### Work required:
Count the lines below that contain the word "venti" and give only the number.

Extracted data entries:

--- start ---

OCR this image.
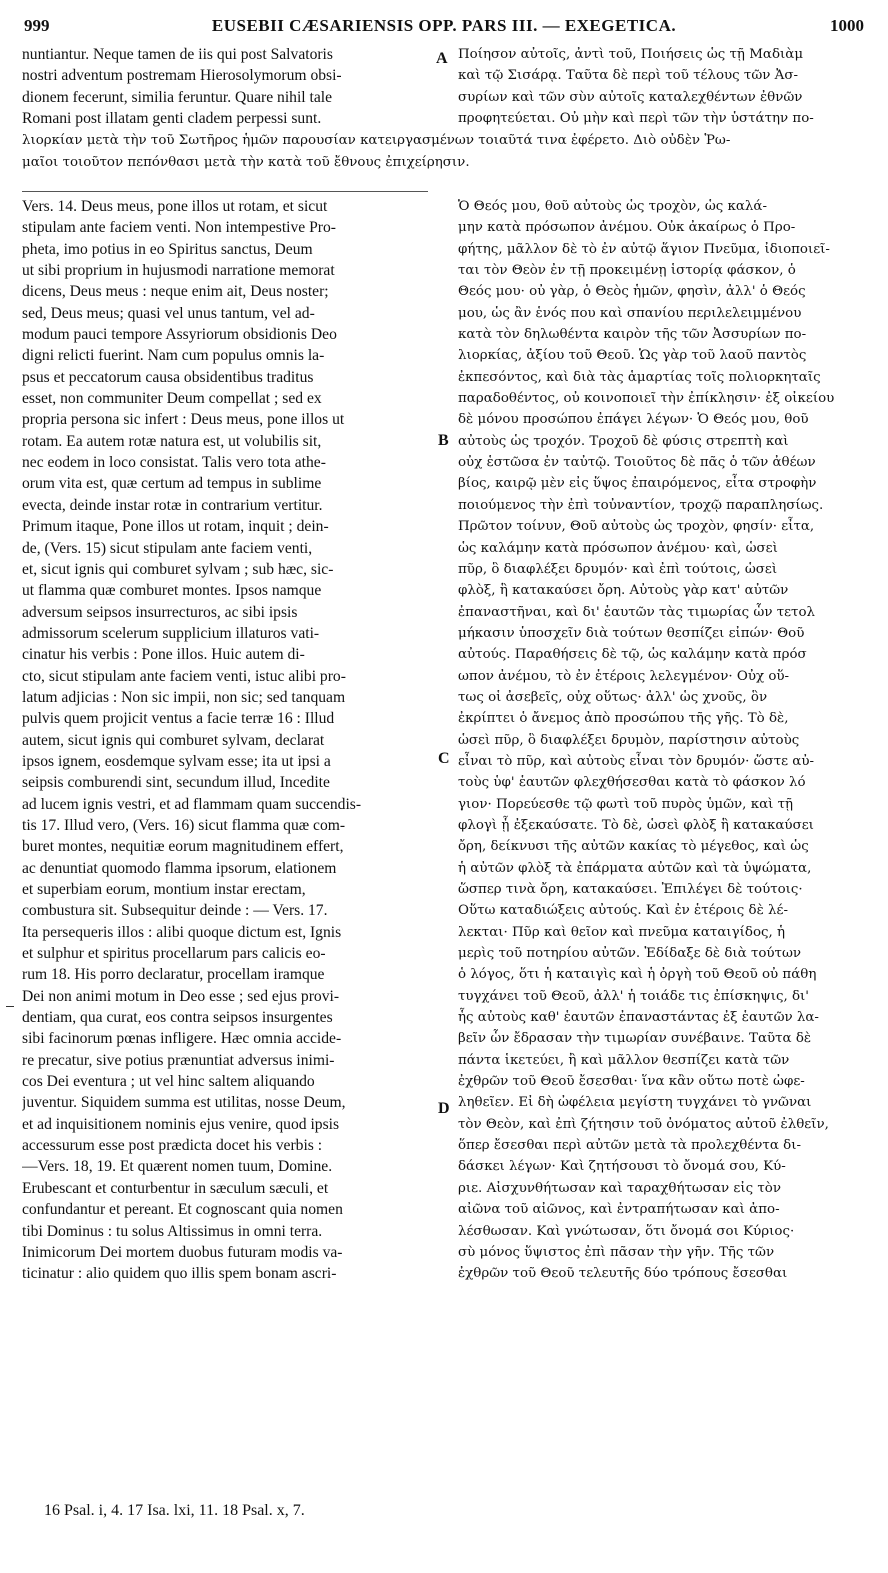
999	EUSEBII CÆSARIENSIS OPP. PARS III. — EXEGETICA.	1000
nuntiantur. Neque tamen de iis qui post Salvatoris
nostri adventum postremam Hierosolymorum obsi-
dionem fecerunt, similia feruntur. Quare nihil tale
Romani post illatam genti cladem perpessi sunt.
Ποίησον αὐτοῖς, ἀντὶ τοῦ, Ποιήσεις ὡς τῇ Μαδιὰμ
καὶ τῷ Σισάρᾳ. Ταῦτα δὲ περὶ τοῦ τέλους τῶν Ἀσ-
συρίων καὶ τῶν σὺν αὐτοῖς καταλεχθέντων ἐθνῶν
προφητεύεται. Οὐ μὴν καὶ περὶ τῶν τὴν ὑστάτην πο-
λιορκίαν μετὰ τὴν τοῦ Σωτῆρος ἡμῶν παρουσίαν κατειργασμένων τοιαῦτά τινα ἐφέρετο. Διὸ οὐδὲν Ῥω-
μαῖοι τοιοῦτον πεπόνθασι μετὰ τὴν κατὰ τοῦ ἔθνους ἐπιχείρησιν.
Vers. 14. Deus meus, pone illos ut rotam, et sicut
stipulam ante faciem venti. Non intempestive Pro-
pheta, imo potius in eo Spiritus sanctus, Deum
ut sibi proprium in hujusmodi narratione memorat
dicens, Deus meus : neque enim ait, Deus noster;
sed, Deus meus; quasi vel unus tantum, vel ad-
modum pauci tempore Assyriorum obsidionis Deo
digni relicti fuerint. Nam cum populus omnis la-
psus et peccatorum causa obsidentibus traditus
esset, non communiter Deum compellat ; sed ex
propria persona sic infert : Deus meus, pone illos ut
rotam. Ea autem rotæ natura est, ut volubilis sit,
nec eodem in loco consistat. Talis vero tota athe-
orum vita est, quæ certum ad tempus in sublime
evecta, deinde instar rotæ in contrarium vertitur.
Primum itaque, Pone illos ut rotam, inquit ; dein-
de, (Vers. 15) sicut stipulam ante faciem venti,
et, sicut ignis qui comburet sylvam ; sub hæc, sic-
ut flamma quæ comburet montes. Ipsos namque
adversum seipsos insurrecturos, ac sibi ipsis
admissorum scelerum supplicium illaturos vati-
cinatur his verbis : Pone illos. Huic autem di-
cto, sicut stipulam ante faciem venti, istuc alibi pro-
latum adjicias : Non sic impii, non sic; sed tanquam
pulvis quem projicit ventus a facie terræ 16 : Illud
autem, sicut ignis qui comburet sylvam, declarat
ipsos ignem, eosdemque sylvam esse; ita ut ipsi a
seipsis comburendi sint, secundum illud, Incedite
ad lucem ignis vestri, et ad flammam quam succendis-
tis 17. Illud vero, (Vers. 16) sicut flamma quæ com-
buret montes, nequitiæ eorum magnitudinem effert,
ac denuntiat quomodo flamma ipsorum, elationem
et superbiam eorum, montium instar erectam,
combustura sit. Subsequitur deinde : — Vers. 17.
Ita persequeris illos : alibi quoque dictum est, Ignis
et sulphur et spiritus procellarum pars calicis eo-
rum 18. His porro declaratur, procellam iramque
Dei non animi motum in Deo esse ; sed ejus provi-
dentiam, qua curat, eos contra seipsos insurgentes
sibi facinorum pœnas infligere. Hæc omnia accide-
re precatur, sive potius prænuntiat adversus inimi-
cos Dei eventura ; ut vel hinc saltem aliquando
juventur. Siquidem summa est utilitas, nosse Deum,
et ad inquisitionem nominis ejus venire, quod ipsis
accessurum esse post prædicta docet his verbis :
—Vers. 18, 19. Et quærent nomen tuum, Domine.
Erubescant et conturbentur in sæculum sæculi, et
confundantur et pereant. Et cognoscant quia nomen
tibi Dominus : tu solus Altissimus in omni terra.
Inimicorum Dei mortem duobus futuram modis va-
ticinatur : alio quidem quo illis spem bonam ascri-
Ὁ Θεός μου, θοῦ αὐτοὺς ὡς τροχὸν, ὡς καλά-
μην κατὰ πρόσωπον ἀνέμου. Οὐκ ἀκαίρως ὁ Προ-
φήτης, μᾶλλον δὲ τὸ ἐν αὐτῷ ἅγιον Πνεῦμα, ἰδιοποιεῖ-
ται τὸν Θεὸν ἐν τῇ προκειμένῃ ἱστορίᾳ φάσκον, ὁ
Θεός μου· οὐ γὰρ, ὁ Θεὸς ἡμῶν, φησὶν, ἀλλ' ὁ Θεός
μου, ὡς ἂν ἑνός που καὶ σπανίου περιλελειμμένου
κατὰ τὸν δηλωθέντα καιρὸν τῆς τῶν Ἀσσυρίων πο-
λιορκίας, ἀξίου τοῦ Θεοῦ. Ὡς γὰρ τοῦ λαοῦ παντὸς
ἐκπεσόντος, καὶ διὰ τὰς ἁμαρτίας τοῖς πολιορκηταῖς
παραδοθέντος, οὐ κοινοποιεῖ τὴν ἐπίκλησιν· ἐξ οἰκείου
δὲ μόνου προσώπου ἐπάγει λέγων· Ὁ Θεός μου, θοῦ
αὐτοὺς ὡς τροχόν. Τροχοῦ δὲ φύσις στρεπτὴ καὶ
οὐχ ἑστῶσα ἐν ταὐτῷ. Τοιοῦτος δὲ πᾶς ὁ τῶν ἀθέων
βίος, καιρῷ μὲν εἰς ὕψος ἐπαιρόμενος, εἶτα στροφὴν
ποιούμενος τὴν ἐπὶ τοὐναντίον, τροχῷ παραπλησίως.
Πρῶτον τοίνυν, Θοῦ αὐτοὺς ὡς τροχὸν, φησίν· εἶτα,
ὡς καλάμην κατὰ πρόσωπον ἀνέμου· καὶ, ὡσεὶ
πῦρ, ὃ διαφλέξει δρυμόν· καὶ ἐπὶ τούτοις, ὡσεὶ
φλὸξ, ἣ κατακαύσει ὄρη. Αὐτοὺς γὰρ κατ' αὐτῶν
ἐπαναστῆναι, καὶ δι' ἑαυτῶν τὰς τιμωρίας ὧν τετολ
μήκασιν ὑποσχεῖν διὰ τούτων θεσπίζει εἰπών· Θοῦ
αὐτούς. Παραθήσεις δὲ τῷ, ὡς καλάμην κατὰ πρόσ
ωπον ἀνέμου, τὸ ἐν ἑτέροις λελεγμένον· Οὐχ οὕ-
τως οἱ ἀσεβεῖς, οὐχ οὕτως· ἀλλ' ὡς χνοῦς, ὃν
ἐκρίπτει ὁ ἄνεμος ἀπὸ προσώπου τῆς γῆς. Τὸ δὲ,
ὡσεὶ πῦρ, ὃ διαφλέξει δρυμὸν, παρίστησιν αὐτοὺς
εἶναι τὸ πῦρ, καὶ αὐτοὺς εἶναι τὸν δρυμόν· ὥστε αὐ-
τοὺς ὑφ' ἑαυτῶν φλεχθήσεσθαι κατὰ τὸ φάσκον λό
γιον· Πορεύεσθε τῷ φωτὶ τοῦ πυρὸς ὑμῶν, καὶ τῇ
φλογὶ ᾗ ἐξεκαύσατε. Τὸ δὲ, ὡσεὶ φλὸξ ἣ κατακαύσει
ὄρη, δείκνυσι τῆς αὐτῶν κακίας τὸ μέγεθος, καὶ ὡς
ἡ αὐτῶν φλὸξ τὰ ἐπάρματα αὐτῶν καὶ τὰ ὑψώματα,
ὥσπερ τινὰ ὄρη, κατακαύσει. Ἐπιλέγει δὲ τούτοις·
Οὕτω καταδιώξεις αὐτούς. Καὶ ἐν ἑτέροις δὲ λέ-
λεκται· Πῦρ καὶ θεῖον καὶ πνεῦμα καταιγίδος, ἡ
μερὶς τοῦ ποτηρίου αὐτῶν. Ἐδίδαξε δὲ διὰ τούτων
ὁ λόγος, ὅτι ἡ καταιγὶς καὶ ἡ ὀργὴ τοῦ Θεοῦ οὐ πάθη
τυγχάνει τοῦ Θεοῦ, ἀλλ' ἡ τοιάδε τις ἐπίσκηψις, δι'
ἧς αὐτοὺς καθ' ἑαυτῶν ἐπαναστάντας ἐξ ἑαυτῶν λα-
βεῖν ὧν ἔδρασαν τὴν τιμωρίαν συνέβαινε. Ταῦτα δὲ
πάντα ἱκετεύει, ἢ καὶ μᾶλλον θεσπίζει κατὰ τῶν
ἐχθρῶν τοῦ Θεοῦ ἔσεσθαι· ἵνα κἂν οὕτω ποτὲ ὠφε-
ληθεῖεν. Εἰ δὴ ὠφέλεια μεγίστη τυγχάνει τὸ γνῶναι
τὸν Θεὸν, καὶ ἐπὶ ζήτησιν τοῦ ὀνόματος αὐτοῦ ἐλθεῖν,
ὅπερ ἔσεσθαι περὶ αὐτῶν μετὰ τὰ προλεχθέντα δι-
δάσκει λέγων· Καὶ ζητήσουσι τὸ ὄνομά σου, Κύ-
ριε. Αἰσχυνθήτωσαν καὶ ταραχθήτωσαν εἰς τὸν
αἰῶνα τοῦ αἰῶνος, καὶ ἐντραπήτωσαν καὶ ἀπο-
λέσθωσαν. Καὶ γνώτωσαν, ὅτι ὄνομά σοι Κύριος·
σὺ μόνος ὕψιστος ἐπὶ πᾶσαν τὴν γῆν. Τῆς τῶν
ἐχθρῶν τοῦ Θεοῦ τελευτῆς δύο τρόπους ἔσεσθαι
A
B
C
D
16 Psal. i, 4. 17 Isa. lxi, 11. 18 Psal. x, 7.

--- end ---
--- start ---

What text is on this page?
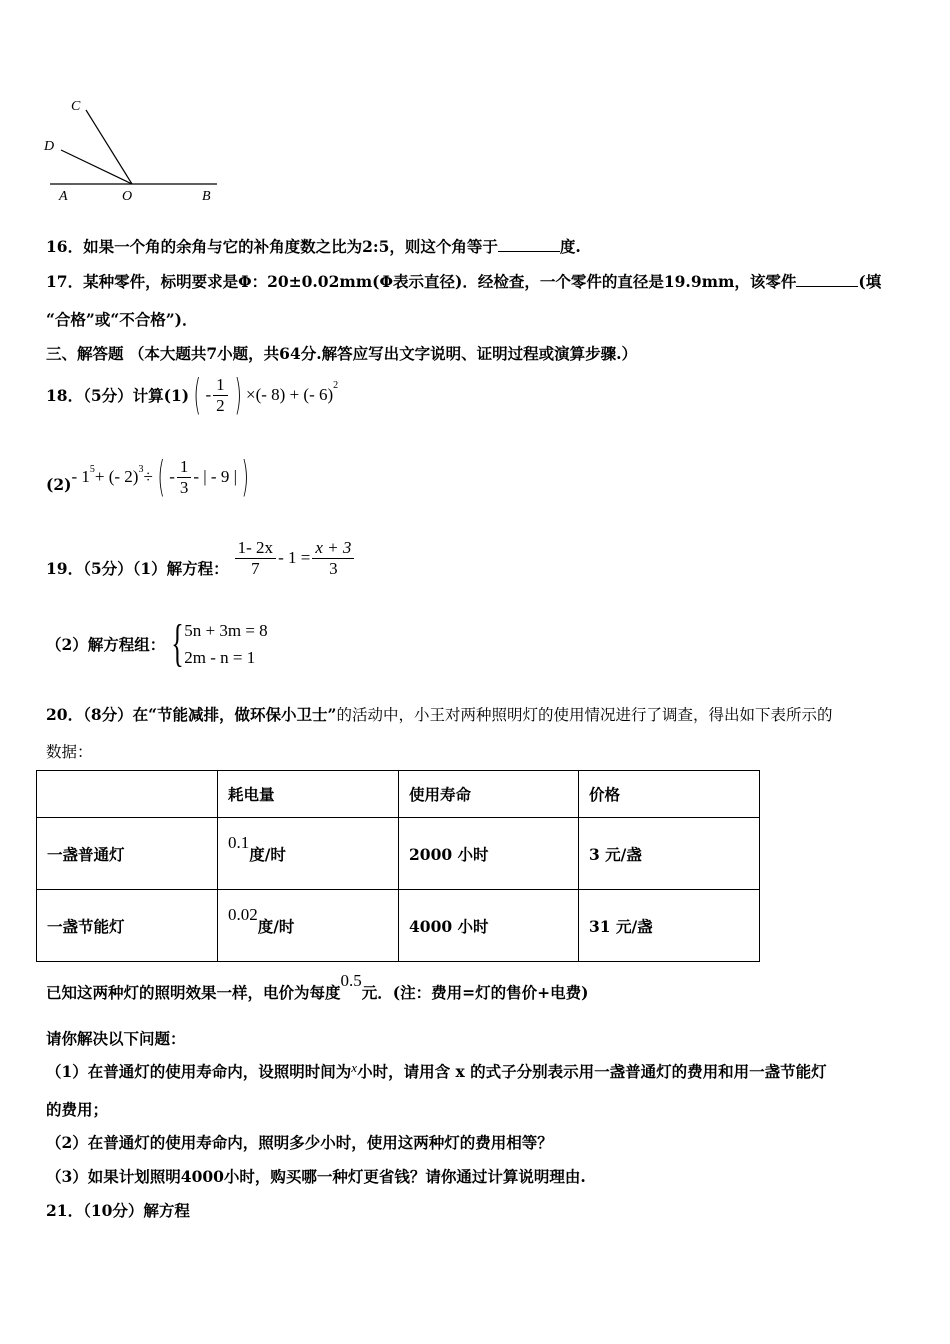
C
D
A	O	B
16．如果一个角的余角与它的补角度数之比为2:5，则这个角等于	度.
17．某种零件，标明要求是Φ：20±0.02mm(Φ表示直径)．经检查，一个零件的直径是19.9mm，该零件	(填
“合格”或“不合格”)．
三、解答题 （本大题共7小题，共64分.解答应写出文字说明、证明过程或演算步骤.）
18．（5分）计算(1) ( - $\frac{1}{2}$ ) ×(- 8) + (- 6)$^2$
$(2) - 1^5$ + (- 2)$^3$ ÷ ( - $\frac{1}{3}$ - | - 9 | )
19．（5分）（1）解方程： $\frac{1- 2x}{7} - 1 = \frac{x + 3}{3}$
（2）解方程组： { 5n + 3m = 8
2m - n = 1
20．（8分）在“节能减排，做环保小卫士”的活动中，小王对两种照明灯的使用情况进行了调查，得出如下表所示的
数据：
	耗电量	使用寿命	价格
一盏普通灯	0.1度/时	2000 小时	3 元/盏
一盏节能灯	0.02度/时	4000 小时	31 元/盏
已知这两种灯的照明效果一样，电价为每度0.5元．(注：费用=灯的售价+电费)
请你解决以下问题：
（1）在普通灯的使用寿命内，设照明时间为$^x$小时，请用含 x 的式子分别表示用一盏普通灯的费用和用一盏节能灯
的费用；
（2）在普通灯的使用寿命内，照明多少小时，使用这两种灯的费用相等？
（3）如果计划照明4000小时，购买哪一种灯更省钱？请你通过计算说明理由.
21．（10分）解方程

--- end ---
--- start ---

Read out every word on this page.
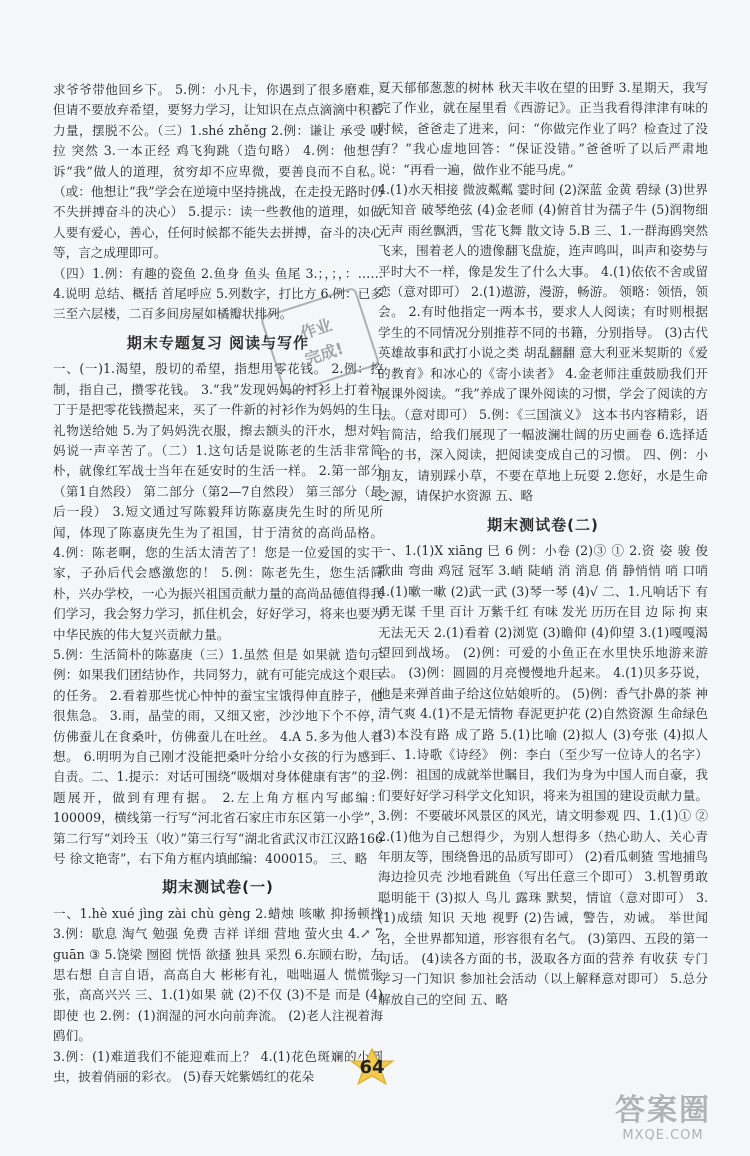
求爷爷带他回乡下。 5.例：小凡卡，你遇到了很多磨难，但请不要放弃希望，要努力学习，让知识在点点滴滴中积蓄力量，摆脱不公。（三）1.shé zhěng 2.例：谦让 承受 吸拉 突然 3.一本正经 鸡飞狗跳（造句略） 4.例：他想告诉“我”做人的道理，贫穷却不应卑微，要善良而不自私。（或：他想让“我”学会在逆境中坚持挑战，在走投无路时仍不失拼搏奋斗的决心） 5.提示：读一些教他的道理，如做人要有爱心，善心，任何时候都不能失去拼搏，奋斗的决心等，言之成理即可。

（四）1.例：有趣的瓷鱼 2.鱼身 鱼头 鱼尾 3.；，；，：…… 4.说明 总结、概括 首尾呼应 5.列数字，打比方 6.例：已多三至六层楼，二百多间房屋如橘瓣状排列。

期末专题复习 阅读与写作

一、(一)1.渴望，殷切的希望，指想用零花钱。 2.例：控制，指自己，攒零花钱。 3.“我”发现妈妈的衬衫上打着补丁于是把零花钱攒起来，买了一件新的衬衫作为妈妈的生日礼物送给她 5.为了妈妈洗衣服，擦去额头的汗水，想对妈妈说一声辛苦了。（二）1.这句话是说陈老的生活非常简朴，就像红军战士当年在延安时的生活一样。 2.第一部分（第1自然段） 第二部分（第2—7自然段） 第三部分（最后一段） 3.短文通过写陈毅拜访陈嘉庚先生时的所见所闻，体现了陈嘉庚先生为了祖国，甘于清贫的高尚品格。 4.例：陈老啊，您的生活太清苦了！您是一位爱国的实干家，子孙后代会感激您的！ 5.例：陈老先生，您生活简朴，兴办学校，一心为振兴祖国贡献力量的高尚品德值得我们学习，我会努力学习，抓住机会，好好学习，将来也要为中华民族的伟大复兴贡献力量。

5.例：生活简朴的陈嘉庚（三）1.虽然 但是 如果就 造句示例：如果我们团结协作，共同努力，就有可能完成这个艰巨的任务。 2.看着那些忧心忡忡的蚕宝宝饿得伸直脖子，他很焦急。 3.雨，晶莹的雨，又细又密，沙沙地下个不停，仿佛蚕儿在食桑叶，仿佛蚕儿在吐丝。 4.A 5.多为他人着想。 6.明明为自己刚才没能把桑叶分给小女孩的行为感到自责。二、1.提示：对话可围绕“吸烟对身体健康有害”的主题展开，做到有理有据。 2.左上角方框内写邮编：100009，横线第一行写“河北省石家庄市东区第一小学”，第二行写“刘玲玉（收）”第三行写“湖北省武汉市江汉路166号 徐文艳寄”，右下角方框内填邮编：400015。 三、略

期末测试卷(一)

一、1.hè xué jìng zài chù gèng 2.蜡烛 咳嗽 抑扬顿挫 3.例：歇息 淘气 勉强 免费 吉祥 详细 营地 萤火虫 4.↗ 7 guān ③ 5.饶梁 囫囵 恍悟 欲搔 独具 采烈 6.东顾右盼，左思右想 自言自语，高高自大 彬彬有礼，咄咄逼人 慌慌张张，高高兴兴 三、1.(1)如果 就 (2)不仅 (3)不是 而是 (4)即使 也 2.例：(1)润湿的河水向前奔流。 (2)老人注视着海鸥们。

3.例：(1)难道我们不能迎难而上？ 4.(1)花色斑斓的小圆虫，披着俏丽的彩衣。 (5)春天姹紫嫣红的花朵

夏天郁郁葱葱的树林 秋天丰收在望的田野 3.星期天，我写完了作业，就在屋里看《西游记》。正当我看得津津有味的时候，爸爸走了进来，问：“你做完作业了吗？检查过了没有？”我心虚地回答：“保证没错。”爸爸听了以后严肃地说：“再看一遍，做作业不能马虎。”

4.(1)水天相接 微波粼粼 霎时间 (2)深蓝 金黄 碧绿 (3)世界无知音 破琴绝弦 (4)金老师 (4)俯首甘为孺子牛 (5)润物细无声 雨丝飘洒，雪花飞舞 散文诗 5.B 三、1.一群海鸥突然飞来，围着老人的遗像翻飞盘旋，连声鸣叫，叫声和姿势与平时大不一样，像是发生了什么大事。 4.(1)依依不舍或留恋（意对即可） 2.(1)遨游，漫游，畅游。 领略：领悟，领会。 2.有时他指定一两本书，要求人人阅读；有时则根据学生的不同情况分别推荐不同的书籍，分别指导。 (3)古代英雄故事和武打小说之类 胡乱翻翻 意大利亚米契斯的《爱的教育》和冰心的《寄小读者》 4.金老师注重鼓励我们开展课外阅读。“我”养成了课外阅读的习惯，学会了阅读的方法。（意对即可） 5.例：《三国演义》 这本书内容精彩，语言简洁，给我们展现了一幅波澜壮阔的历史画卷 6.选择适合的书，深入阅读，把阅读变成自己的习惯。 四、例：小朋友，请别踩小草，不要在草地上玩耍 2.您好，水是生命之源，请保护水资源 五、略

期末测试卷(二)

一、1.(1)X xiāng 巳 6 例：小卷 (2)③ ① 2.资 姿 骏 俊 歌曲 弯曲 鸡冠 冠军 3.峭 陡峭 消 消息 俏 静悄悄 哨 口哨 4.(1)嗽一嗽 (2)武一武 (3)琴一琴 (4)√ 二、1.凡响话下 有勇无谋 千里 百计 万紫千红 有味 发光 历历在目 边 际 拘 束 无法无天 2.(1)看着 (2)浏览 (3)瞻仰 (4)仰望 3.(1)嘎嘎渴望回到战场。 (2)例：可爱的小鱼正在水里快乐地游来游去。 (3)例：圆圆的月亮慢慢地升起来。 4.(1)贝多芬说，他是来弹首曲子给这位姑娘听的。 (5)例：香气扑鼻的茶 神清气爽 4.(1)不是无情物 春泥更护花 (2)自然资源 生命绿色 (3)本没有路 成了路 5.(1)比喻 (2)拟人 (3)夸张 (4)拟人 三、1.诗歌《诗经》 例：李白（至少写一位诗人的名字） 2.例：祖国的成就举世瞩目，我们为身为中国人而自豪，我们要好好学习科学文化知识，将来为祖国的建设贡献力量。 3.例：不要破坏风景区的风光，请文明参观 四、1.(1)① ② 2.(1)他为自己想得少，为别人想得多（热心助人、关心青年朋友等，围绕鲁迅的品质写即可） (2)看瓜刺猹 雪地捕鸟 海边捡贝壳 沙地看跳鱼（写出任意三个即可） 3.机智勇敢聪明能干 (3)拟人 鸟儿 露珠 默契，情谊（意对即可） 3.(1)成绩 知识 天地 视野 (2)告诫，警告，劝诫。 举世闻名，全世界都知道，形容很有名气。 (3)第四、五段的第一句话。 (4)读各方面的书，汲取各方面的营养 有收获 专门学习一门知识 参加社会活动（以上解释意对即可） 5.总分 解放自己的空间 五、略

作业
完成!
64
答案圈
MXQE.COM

--- end ---

### Exercise result:
3